- SET PROBLEM: Below is a listing; copy all of it exactly.
[BEGIN WORKING DATA]
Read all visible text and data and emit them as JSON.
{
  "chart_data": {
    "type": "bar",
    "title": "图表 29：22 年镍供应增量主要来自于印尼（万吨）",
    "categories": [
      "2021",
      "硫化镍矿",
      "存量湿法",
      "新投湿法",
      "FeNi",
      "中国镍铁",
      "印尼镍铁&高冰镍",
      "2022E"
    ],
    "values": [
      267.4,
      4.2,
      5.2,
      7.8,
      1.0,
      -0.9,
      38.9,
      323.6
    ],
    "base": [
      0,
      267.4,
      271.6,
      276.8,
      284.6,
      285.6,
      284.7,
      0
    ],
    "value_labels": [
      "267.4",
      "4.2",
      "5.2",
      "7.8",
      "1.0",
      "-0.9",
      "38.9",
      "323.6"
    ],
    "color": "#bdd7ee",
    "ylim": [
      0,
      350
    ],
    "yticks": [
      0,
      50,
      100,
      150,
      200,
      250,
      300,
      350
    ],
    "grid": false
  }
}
[END WORKING DATA]
- EXERCISE RESULT:
Read all visible text and data and emit them as JSON.
{
  "chart_data": {
    "type": "bar",
    "title": "图表 29：22 年镍供应增量主要来自于印尼（万吨）",
    "categories": [
      "2021",
      "硫化镍矿",
      "存量湿法",
      "新投湿法",
      "FeNi",
      "中国镍铁",
      "印尼镍铁&高冰镍",
      "2022E"
    ],
    "values": [
      267.4,
      4.2,
      5.2,
      7.8,
      1.0,
      -0.9,
      38.9,
      323.6
    ],
    "base": [
      0,
      267.4,
      271.6,
      276.8,
      284.6,
      285.6,
      284.7,
      0
    ],
    "value_labels": [
      "267.4",
      "4.2",
      "5.2",
      "7.8",
      "1.0",
      "-0.9",
      "38.9",
      "323.6"
    ],
    "color": "#bdd7ee",
    "ylim": [
      0,
      350
    ],
    "yticks": [
      0,
      50,
      100,
      150,
      200,
      250,
      300,
      350
    ],
    "grid": false
  }
}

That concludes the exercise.